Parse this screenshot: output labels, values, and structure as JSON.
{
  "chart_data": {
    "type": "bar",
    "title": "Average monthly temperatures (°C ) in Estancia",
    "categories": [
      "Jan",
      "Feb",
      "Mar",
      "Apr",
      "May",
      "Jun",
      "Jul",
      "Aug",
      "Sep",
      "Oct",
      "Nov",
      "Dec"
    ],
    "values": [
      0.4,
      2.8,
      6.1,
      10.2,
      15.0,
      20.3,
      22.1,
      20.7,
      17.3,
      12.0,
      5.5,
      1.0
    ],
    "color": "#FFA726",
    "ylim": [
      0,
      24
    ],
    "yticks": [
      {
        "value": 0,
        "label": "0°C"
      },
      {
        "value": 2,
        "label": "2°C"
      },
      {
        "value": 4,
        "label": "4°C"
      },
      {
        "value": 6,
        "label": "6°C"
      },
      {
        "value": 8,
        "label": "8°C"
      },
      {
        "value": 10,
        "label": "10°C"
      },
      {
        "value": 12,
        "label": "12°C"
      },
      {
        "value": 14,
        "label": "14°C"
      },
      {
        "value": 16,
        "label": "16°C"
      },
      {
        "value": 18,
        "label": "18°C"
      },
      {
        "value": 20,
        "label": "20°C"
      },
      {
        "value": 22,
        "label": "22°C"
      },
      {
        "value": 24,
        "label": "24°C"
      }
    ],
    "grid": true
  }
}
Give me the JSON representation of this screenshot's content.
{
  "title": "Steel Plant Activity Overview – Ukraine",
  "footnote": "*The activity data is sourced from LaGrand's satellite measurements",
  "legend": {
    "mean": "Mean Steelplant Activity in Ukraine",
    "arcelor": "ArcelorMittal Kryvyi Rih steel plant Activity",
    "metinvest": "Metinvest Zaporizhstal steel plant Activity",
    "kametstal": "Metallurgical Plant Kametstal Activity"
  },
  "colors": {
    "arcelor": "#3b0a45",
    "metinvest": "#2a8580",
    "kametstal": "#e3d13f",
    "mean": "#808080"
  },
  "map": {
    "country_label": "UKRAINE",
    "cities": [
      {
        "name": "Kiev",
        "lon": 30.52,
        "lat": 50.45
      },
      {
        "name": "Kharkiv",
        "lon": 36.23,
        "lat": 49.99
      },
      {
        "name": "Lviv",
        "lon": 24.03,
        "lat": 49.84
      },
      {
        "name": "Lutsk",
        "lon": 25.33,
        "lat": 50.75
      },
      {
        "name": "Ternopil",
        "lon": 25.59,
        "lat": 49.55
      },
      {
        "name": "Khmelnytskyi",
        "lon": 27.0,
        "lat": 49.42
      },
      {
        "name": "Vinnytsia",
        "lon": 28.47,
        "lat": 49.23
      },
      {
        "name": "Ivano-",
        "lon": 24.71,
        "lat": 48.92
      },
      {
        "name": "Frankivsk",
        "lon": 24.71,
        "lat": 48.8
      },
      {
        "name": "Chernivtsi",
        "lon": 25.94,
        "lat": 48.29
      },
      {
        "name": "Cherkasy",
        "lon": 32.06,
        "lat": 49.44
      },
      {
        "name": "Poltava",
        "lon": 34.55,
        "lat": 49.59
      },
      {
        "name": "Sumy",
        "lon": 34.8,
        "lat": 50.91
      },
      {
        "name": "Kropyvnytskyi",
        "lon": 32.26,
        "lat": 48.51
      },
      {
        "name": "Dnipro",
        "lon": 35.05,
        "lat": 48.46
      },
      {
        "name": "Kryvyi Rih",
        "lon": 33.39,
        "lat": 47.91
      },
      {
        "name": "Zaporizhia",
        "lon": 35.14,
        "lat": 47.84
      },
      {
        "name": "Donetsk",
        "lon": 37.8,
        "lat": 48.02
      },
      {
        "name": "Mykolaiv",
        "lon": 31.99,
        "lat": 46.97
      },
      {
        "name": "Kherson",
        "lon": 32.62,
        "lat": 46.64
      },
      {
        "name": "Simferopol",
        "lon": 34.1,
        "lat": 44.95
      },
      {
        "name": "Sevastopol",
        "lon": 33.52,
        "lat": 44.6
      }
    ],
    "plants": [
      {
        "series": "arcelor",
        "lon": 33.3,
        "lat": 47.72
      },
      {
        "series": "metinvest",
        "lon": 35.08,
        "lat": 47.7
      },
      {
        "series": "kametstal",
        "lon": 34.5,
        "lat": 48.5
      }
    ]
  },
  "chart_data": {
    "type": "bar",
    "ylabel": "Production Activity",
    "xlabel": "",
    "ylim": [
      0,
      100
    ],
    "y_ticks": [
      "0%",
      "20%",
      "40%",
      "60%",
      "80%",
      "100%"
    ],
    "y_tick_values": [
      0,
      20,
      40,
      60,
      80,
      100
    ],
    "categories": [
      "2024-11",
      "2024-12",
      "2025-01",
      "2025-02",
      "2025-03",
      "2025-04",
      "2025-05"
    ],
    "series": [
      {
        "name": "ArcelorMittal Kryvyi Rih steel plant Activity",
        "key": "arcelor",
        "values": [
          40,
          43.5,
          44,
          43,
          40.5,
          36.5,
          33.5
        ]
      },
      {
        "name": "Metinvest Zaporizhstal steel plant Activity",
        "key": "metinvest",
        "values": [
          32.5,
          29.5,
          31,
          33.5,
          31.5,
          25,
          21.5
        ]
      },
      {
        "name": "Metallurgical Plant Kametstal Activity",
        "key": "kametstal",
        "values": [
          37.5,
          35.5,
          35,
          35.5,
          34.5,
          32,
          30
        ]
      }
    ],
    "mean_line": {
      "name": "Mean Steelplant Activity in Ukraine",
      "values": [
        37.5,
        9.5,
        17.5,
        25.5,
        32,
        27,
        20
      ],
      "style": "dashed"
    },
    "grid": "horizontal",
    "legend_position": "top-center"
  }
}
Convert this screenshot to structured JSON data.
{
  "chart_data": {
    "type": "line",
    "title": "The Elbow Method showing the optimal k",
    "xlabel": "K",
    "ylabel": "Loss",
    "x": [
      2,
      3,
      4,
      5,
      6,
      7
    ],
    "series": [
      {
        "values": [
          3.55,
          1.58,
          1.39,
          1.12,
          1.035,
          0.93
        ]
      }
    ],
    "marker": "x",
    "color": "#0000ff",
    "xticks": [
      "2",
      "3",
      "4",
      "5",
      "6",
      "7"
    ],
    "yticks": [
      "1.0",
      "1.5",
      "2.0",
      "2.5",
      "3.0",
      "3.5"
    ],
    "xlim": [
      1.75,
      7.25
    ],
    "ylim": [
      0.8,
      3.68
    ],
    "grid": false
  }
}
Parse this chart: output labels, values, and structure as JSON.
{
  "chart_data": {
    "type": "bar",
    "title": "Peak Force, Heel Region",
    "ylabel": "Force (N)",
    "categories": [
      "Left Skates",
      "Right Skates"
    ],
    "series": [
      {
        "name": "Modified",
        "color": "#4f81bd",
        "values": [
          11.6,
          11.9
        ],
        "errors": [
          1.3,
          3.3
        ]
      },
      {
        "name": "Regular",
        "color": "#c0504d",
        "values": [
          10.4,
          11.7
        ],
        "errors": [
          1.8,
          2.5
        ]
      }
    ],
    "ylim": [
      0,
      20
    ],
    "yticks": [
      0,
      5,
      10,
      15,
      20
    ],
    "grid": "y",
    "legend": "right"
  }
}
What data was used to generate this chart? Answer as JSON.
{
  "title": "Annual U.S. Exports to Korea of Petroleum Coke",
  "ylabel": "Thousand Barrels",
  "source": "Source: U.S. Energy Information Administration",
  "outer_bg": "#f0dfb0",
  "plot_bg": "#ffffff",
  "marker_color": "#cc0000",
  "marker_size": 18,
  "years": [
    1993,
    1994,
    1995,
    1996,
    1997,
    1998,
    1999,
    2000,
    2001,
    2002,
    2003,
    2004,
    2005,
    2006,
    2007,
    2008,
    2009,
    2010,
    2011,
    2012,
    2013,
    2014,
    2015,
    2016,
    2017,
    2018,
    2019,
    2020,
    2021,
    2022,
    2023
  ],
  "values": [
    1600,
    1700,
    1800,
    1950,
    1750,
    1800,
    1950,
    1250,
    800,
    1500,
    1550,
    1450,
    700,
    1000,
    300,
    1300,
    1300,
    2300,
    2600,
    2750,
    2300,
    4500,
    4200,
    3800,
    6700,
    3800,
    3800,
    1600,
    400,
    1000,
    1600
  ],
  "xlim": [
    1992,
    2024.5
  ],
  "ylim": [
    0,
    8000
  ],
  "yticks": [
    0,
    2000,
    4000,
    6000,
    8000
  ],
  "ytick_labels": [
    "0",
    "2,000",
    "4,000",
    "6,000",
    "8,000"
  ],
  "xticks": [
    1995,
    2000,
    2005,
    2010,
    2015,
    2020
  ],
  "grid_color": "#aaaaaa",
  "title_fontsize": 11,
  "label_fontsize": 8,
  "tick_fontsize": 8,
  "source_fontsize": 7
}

============

§ GIVEN TASK
Which lines hold the word "ArcelorMittal"? Copy every one of them.

§ FULL ANSWER
    "arcelor": "ArcelorMittal Kryvyi Rih steel plant Activity",
        "name": "ArcelorMittal Kryvyi Rih steel plant Activity",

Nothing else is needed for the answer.